(Records)
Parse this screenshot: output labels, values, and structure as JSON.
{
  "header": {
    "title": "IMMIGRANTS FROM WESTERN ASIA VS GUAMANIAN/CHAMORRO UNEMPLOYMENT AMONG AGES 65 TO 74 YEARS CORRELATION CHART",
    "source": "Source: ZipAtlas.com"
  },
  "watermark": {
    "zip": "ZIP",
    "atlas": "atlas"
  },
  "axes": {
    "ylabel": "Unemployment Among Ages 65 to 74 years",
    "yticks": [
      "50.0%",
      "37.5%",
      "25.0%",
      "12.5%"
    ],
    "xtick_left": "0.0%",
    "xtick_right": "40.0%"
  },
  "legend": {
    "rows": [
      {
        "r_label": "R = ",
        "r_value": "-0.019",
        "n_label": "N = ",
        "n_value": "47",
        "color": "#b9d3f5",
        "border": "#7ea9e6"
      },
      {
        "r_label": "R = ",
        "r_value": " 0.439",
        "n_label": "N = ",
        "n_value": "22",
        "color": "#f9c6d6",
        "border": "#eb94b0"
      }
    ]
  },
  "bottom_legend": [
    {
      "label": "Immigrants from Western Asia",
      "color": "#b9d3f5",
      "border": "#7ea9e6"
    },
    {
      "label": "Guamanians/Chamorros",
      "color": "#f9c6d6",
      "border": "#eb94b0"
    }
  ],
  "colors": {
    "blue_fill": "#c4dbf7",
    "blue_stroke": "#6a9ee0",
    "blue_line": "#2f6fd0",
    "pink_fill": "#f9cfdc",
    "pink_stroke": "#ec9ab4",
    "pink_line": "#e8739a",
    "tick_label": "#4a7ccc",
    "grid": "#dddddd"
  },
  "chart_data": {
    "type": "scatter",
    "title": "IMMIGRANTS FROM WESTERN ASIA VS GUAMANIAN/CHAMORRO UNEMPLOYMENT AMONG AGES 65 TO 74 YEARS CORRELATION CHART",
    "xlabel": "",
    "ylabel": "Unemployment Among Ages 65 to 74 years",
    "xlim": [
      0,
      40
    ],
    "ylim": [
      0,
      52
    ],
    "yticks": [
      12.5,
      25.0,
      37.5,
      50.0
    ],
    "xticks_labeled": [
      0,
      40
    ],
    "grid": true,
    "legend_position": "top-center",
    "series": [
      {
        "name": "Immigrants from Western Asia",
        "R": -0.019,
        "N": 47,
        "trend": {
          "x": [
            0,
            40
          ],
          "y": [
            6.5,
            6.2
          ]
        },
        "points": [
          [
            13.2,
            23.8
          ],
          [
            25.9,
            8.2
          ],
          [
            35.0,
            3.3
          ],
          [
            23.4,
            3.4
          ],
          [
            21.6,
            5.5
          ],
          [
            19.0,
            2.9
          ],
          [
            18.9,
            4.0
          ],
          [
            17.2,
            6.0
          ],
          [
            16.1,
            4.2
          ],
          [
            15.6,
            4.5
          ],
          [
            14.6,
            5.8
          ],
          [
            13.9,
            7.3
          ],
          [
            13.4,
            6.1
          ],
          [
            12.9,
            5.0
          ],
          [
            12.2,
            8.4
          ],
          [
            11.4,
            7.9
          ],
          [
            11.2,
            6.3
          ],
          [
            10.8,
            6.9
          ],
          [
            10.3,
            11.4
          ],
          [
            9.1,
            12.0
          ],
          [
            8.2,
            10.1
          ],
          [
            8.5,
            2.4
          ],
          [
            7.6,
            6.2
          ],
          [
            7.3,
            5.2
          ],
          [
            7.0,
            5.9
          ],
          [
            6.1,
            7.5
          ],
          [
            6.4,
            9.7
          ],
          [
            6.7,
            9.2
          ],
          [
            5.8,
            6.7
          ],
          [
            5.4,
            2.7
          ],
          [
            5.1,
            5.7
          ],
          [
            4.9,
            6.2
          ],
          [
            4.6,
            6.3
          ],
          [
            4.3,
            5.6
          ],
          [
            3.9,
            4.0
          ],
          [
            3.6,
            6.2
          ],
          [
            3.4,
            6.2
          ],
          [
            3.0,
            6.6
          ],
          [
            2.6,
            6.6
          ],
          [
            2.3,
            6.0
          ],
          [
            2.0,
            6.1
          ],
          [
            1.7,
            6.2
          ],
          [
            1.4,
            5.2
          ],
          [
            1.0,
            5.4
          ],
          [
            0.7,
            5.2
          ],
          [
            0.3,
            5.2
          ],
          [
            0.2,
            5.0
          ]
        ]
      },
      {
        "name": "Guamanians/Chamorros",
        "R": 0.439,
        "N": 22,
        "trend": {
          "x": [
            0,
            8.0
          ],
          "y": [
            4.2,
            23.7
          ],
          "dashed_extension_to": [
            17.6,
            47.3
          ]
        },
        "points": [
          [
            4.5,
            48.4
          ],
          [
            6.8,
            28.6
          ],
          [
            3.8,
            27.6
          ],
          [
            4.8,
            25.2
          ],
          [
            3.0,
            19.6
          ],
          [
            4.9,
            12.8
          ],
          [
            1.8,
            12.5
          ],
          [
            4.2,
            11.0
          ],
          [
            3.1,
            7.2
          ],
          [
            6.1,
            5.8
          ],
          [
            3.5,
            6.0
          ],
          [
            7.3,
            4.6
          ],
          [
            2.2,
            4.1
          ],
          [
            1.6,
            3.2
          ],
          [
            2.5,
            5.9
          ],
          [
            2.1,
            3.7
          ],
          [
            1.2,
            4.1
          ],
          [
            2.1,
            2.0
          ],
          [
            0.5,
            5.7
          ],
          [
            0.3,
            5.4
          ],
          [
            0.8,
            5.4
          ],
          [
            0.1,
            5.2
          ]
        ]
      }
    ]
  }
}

[WHAT TO WORK ON]
Print the listing above in its entirety, with every line exact.

[ANSWER TO THE EXERCISE]
Parse this screenshot: output labels, values, and structure as JSON.
{
  "header": {
    "title": "IMMIGRANTS FROM WESTERN ASIA VS GUAMANIAN/CHAMORRO UNEMPLOYMENT AMONG AGES 65 TO 74 YEARS CORRELATION CHART",
    "source": "Source: ZipAtlas.com"
  },
  "watermark": {
    "zip": "ZIP",
    "atlas": "atlas"
  },
  "axes": {
    "ylabel": "Unemployment Among Ages 65 to 74 years",
    "yticks": [
      "50.0%",
      "37.5%",
      "25.0%",
      "12.5%"
    ],
    "xtick_left": "0.0%",
    "xtick_right": "40.0%"
  },
  "legend": {
    "rows": [
      {
        "r_label": "R = ",
        "r_value": "-0.019",
        "n_label": "N = ",
        "n_value": "47",
        "color": "#b9d3f5",
        "border": "#7ea9e6"
      },
      {
        "r_label": "R = ",
        "r_value": " 0.439",
        "n_label": "N = ",
        "n_value": "22",
        "color": "#f9c6d6",
        "border": "#eb94b0"
      }
    ]
  },
  "bottom_legend": [
    {
      "label": "Immigrants from Western Asia",
      "color": "#b9d3f5",
      "border": "#7ea9e6"
    },
    {
      "label": "Guamanians/Chamorros",
      "color": "#f9c6d6",
      "border": "#eb94b0"
    }
  ],
  "colors": {
    "blue_fill": "#c4dbf7",
    "blue_stroke": "#6a9ee0",
    "blue_line": "#2f6fd0",
    "pink_fill": "#f9cfdc",
    "pink_stroke": "#ec9ab4",
    "pink_line": "#e8739a",
    "tick_label": "#4a7ccc",
    "grid": "#dddddd"
  },
  "chart_data": {
    "type": "scatter",
    "title": "IMMIGRANTS FROM WESTERN ASIA VS GUAMANIAN/CHAMORRO UNEMPLOYMENT AMONG AGES 65 TO 74 YEARS CORRELATION CHART",
    "xlabel": "",
    "ylabel": "Unemployment Among Ages 65 to 74 years",
    "xlim": [
      0,
      40
    ],
    "ylim": [
      0,
      52
    ],
    "yticks": [
      12.5,
      25.0,
      37.5,
      50.0
    ],
    "xticks_labeled": [
      0,
      40
    ],
    "grid": true,
    "legend_position": "top-center",
    "series": [
      {
        "name": "Immigrants from Western Asia",
        "R": -0.019,
        "N": 47,
        "trend": {
          "x": [
            0,
            40
          ],
          "y": [
            6.5,
            6.2
          ]
        },
        "points": [
          [
            13.2,
            23.8
          ],
          [
            25.9,
            8.2
          ],
          [
            35.0,
            3.3
          ],
          [
            23.4,
            3.4
          ],
          [
            21.6,
            5.5
          ],
          [
            19.0,
            2.9
          ],
          [
            18.9,
            4.0
          ],
          [
            17.2,
            6.0
          ],
          [
            16.1,
            4.2
          ],
          [
            15.6,
            4.5
          ],
          [
            14.6,
            5.8
          ],
          [
            13.9,
            7.3
          ],
          [
            13.4,
            6.1
          ],
          [
            12.9,
            5.0
          ],
          [
            12.2,
            8.4
          ],
          [
            11.4,
            7.9
          ],
          [
            11.2,
            6.3
          ],
          [
            10.8,
            6.9
          ],
          [
            10.3,
            11.4
          ],
          [
            9.1,
            12.0
          ],
          [
            8.2,
            10.1
          ],
          [
            8.5,
            2.4
          ],
          [
            7.6,
            6.2
          ],
          [
            7.3,
            5.2
          ],
          [
            7.0,
            5.9
          ],
          [
            6.1,
            7.5
          ],
          [
            6.4,
            9.7
          ],
          [
            6.7,
            9.2
          ],
          [
            5.8,
            6.7
          ],
          [
            5.4,
            2.7
          ],
          [
            5.1,
            5.7
          ],
          [
            4.9,
            6.2
          ],
          [
            4.6,
            6.3
          ],
          [
            4.3,
            5.6
          ],
          [
            3.9,
            4.0
          ],
          [
            3.6,
            6.2
          ],
          [
            3.4,
            6.2
          ],
          [
            3.0,
            6.6
          ],
          [
            2.6,
            6.6
          ],
          [
            2.3,
            6.0
          ],
          [
            2.0,
            6.1
          ],
          [
            1.7,
            6.2
          ],
          [
            1.4,
            5.2
          ],
          [
            1.0,
            5.4
          ],
          [
            0.7,
            5.2
          ],
          [
            0.3,
            5.2
          ],
          [
            0.2,
            5.0
          ]
        ]
      },
      {
        "name": "Guamanians/Chamorros",
        "R": 0.439,
        "N": 22,
        "trend": {
          "x": [
            0,
            8.0
          ],
          "y": [
            4.2,
            23.7
          ],
          "dashed_extension_to": [
            17.6,
            47.3
          ]
        },
        "points": [
          [
            4.5,
            48.4
          ],
          [
            6.8,
            28.6
          ],
          [
            3.8,
            27.6
          ],
          [
            4.8,
            25.2
          ],
          [
            3.0,
            19.6
          ],
          [
            4.9,
            12.8
          ],
          [
            1.8,
            12.5
          ],
          [
            4.2,
            11.0
          ],
          [
            3.1,
            7.2
          ],
          [
            6.1,
            5.8
          ],
          [
            3.5,
            6.0
          ],
          [
            7.3,
            4.6
          ],
          [
            2.2,
            4.1
          ],
          [
            1.6,
            3.2
          ],
          [
            2.5,
            5.9
          ],
          [
            2.1,
            3.7
          ],
          [
            1.2,
            4.1
          ],
          [
            2.1,
            2.0
          ],
          [
            0.5,
            5.7
          ],
          [
            0.3,
            5.4
          ],
          [
            0.8,
            5.4
          ],
          [
            0.1,
            5.2
          ]
        ]
      }
    ]
  }
}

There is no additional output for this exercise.